[Rows from a dataset]
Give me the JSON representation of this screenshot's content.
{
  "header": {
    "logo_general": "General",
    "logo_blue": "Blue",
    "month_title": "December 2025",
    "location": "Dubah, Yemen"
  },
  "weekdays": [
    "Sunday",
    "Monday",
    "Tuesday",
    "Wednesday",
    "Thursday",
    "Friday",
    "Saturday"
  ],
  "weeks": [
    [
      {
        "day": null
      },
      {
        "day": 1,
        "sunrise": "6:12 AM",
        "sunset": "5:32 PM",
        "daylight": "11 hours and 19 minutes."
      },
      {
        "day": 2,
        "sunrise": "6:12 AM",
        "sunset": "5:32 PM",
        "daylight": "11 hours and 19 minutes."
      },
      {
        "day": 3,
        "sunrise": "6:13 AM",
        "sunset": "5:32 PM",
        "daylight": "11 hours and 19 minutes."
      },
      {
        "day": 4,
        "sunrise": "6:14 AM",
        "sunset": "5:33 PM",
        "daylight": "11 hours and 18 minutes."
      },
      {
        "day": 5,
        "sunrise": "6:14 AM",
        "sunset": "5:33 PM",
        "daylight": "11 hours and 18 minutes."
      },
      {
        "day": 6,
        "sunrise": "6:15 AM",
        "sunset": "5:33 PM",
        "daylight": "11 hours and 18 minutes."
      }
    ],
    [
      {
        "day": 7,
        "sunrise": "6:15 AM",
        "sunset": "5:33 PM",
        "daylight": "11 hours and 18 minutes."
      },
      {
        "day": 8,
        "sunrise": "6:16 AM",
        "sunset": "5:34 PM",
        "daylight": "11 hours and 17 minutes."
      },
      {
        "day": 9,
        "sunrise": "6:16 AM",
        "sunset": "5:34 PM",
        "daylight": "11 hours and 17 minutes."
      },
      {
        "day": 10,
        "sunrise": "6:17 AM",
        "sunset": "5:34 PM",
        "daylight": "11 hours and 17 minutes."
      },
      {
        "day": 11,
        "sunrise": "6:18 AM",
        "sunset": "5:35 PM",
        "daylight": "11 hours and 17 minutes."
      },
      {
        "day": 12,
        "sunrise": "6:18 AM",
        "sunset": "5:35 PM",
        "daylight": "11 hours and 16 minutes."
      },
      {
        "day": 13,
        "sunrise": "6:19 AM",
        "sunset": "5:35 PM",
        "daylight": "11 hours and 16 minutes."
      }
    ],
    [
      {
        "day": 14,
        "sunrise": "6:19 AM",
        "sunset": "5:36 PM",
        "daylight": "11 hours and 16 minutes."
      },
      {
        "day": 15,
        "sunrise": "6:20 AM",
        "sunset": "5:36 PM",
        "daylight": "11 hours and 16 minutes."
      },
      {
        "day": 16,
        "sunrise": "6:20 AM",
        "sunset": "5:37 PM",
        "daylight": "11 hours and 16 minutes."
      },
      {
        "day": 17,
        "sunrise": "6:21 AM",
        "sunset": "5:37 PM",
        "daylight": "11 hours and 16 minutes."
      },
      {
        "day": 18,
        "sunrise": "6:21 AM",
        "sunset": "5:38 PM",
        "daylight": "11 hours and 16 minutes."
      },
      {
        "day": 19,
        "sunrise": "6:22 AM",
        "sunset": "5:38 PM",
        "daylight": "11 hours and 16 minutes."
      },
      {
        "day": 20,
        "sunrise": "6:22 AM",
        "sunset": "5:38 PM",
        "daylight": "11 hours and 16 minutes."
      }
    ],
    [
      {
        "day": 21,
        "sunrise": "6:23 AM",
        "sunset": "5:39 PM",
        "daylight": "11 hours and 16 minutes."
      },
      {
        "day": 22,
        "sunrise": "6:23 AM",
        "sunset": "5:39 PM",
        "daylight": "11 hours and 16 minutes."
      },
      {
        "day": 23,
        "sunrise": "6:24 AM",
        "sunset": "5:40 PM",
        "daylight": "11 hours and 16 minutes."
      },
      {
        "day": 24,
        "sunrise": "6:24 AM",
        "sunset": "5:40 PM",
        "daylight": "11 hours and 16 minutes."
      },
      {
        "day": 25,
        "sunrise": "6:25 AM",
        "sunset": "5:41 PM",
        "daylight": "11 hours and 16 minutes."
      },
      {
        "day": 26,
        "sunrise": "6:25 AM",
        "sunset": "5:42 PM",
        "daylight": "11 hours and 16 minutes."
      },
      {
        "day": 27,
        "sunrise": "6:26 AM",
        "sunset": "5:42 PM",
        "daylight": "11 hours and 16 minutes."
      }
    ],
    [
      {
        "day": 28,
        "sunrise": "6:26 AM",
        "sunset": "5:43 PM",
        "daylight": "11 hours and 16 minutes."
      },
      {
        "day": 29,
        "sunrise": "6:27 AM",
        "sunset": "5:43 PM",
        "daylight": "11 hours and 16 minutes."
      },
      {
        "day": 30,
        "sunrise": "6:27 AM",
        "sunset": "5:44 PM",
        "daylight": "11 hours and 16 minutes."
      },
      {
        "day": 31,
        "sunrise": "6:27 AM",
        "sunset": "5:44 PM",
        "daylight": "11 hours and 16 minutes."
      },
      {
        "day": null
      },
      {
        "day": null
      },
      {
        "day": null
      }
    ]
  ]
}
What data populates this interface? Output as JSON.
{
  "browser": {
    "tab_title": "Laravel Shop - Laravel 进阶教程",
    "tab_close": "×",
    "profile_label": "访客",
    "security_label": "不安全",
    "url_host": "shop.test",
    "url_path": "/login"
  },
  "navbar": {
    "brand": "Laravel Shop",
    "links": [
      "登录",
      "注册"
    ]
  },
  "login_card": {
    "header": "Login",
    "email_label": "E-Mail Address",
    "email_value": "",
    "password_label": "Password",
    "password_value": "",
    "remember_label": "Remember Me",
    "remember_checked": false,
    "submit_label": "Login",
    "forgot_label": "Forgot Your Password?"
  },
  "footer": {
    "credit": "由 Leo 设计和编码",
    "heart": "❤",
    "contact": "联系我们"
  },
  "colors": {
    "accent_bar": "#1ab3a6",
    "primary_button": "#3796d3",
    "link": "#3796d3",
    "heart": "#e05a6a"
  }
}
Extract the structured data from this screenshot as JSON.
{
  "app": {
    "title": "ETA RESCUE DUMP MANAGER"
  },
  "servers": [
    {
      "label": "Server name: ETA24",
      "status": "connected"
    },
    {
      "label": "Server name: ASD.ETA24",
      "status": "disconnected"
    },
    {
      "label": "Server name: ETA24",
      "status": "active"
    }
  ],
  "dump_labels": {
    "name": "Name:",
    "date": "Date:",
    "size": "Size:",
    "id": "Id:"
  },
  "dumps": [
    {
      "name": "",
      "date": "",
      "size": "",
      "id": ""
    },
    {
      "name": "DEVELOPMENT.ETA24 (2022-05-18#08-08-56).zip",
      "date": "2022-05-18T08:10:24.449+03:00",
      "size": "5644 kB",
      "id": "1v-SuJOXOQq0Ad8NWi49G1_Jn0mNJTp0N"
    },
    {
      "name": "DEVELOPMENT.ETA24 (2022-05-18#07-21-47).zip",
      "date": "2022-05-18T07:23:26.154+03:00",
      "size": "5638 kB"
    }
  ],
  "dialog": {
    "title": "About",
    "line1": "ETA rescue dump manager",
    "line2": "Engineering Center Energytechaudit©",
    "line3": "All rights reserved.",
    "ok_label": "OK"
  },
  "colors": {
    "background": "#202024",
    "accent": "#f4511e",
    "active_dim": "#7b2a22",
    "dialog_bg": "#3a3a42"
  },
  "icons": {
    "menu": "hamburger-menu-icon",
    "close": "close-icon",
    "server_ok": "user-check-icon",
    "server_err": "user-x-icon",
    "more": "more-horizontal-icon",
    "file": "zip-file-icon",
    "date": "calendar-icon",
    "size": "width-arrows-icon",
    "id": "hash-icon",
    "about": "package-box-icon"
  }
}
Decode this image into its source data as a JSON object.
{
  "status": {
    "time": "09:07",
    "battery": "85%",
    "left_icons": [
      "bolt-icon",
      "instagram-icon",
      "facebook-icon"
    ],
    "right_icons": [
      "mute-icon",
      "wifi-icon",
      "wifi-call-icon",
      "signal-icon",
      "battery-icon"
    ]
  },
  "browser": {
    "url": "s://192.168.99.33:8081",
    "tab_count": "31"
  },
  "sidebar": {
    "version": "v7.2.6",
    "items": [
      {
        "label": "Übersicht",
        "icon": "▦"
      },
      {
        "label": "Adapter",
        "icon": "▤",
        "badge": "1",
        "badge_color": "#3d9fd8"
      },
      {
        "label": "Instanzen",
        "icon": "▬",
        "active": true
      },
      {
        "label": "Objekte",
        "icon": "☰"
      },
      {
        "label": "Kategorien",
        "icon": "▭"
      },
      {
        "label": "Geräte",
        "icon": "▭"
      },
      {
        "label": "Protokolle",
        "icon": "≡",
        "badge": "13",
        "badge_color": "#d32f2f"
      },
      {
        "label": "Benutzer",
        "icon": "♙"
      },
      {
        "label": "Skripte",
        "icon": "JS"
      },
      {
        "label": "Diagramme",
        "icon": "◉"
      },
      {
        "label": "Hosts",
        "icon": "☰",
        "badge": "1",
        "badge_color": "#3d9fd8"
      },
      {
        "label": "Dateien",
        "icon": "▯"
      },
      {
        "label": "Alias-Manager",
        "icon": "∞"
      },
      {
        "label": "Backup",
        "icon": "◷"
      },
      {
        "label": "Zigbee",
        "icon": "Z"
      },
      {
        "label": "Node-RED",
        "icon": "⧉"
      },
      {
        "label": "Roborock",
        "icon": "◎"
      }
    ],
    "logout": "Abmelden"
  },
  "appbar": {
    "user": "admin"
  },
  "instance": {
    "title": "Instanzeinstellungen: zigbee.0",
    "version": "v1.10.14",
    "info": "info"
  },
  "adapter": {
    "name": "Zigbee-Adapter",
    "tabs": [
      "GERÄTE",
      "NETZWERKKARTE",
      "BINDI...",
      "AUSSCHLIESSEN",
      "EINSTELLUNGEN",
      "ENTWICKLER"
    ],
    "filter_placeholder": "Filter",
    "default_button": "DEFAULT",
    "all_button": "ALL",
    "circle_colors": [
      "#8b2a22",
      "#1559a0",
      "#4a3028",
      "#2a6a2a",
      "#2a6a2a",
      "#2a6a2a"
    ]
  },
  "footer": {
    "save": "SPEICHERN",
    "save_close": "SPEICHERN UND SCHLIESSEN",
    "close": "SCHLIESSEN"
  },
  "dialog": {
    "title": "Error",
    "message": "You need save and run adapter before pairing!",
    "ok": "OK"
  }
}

## EXERCISE REQUIREMENTS
Select the lines in this material that hold the word "screenshot", leaving none out.

## THE ANSWER
Give me the JSON representation of this screenshot's content.
Extract the structured data from this screenshot as JSON.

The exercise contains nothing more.